Start of Recorded information
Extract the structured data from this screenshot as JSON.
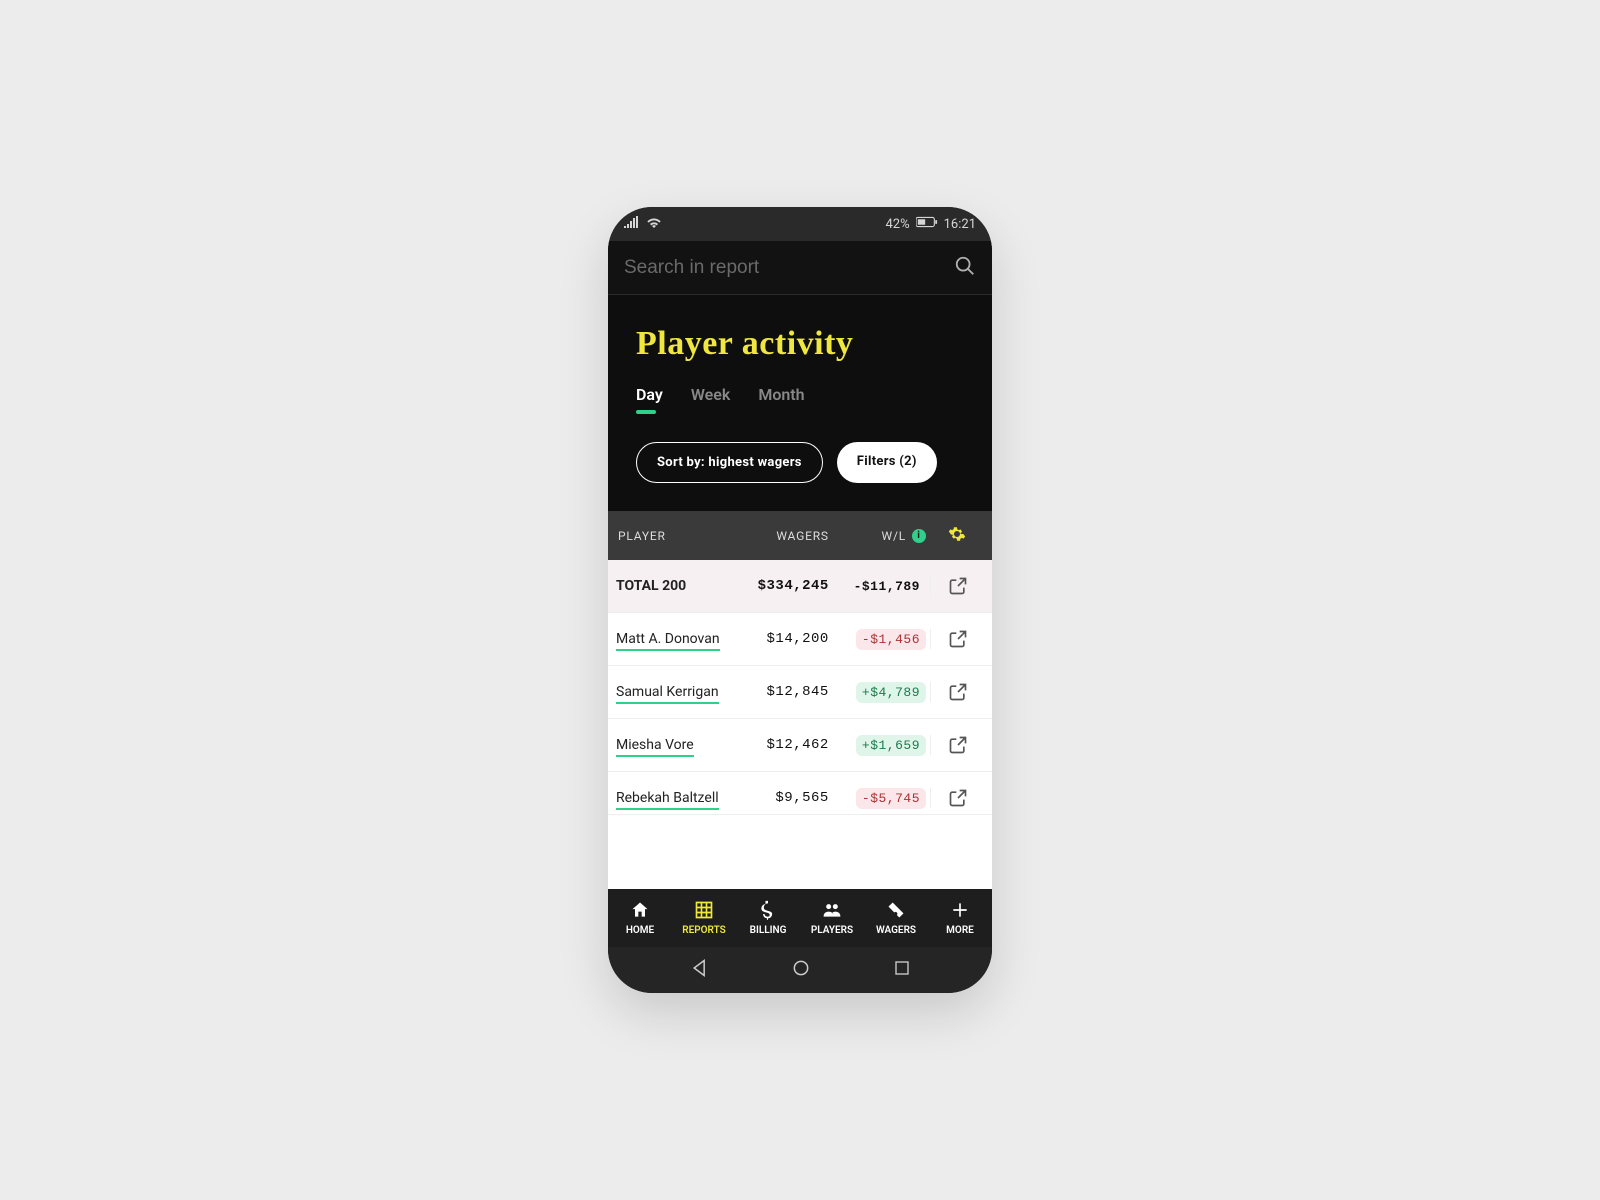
{
  "statusbar": {
    "battery": "42%",
    "time": "16:21"
  },
  "search": {
    "placeholder": "Search in report"
  },
  "header": {
    "title": "Player activity",
    "tabs": [
      "Day",
      "Week",
      "Month"
    ],
    "active_tab_index": 0,
    "sort_label": "Sort by: highest wagers",
    "filters_label": "Filters (2)"
  },
  "columns": {
    "player": "PLAYER",
    "wagers": "WAGERS",
    "wl": "W/L"
  },
  "total_row": {
    "label": "TOTAL 200",
    "wagers": "$334,245",
    "wl": "-$11,789"
  },
  "rows": [
    {
      "name": "Matt A. Donovan",
      "wagers": "$14,200",
      "wl": "-$1,456",
      "sign": "neg"
    },
    {
      "name": "Samual Kerrigan",
      "wagers": "$12,845",
      "wl": "+$4,789",
      "sign": "pos"
    },
    {
      "name": "Miesha Vore",
      "wagers": "$12,462",
      "wl": "+$1,659",
      "sign": "pos"
    },
    {
      "name": "Rebekah Baltzell",
      "wagers": "$9,565",
      "wl": "-$5,745",
      "sign": "neg"
    }
  ],
  "nav": [
    {
      "label": "HOME"
    },
    {
      "label": "REPORTS"
    },
    {
      "label": "BILLING"
    },
    {
      "label": "PLAYERS"
    },
    {
      "label": "WAGERS"
    },
    {
      "label": "MORE"
    }
  ],
  "nav_active_index": 1
}
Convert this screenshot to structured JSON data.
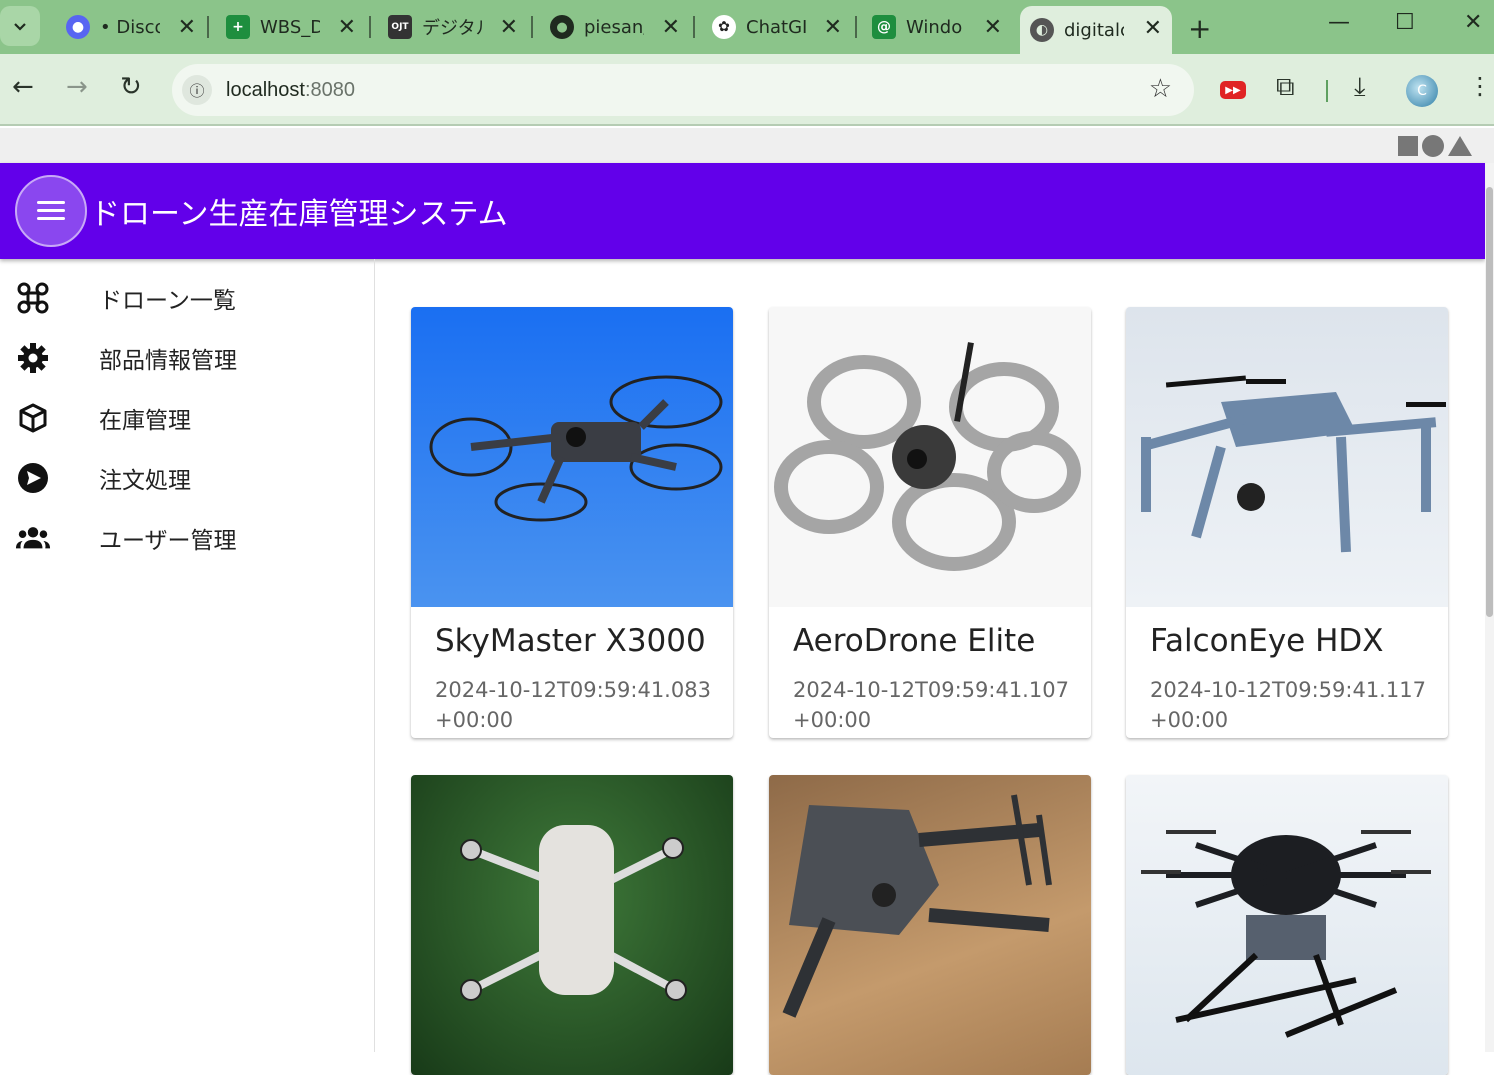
{
  "browser": {
    "tabs": [
      {
        "title": "• Disco",
        "icon": "discord-icon"
      },
      {
        "title": "WBS_D",
        "icon": "sheets-plus-icon"
      },
      {
        "title": "デジタル",
        "icon": "ojt-icon"
      },
      {
        "title": "piesan/",
        "icon": "github-icon"
      },
      {
        "title": "ChatGI",
        "icon": "openai-icon"
      },
      {
        "title": "Windo",
        "icon": "at-icon"
      },
      {
        "title": "digitalc",
        "icon": "globe-icon"
      }
    ],
    "url_host": "localhost",
    "url_port": ":8080"
  },
  "app": {
    "title": "ドローン生産在庫管理システム"
  },
  "sidebar": {
    "items": [
      {
        "label": "ドローン一覧",
        "icon": "drone-icon"
      },
      {
        "label": "部品情報管理",
        "icon": "gear-icon"
      },
      {
        "label": "在庫管理",
        "icon": "package-icon"
      },
      {
        "label": "注文処理",
        "icon": "send-icon"
      },
      {
        "label": "ユーザー管理",
        "icon": "users-icon"
      }
    ]
  },
  "cards": [
    {
      "name": "SkyMaster X3000",
      "date": "2024-10-12T09:59:41.083+00:00"
    },
    {
      "name": "AeroDrone Elite",
      "date": "2024-10-12T09:59:41.107+00:00"
    },
    {
      "name": "FalconEye HDX",
      "date": "2024-10-12T09:59:41.117+00:00"
    },
    {
      "name": "",
      "date": ""
    },
    {
      "name": "",
      "date": ""
    },
    {
      "name": "",
      "date": ""
    }
  ],
  "colors": {
    "appbar": "#6200ea",
    "tabbar": "#8bc48a"
  }
}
End of Recorded information
* [What you are asked to do] Give every line back word for word and leave the pictures out.

* [Final answer]
Extract the structured data from this screenshot as JSON.
{
  "statusbar": {
    "battery": "42%",
    "time": "16:21"
  },
  "search": {
    "placeholder": "Search in report"
  },
  "header": {
    "title": "Player activity",
    "tabs": [
      "Day",
      "Week",
      "Month"
    ],
    "active_tab_index": 0,
    "sort_label": "Sort by: highest wagers",
    "filters_label": "Filters (2)"
  },
  "columns": {
    "player": "PLAYER",
    "wagers": "WAGERS",
    "wl": "W/L"
  },
  "total_row": {
    "label": "TOTAL 200",
    "wagers": "$334,245",
    "wl": "-$11,789"
  },
  "rows": [
    {
      "name": "Matt A. Donovan",
      "wagers": "$14,200",
      "wl": "-$1,456",
      "sign": "neg"
    },
    {
      "name": "Samual Kerrigan",
      "wagers": "$12,845",
      "wl": "+$4,789",
      "sign": "pos"
    },
    {
      "name": "Miesha Vore",
      "wagers": "$12,462",
      "wl": "+$1,659",
      "sign": "pos"
    },
    {
      "name": "Rebekah Baltzell",
      "wagers": "$9,565",
      "wl": "-$5,745",
      "sign": "neg"
    }
  ],
  "nav": [
    {
      "label": "HOME"
    },
    {
      "label": "REPORTS"
    },
    {
      "label": "BILLING"
    },
    {
      "label": "PLAYERS"
    },
    {
      "label": "WAGERS"
    },
    {
      "label": "MORE"
    }
  ],
  "nav_active_index": 1
}
Convert this screenshot to structured JSON data.
{
  "browser": {
    "tabs": [
      {
        "title": "• Disco",
        "icon": "discord-icon"
      },
      {
        "title": "WBS_D",
        "icon": "sheets-plus-icon"
      },
      {
        "title": "デジタル",
        "icon": "ojt-icon"
      },
      {
        "title": "piesan/",
        "icon": "github-icon"
      },
      {
        "title": "ChatGI",
        "icon": "openai-icon"
      },
      {
        "title": "Windo",
        "icon": "at-icon"
      },
      {
        "title": "digitalc",
        "icon": "globe-icon"
      }
    ],
    "url_host": "localhost",
    "url_port": ":8080"
  },
  "app": {
    "title": "ドローン生産在庫管理システム"
  },
  "sidebar": {
    "items": [
      {
        "label": "ドローン一覧",
        "icon": "drone-icon"
      },
      {
        "label": "部品情報管理",
        "icon": "gear-icon"
      },
      {
        "label": "在庫管理",
        "icon": "package-icon"
      },
      {
        "label": "注文処理",
        "icon": "send-icon"
      },
      {
        "label": "ユーザー管理",
        "icon": "users-icon"
      }
    ]
  },
  "cards": [
    {
      "name": "SkyMaster X3000",
      "date": "2024-10-12T09:59:41.083+00:00"
    },
    {
      "name": "AeroDrone Elite",
      "date": "2024-10-12T09:59:41.107+00:00"
    },
    {
      "name": "FalconEye HDX",
      "date": "2024-10-12T09:59:41.117+00:00"
    },
    {
      "name": "",
      "date": ""
    },
    {
      "name": "",
      "date": ""
    },
    {
      "name": "",
      "date": ""
    }
  ],
  "colors": {
    "appbar": "#6200ea",
    "tabbar": "#8bc48a"
  }
}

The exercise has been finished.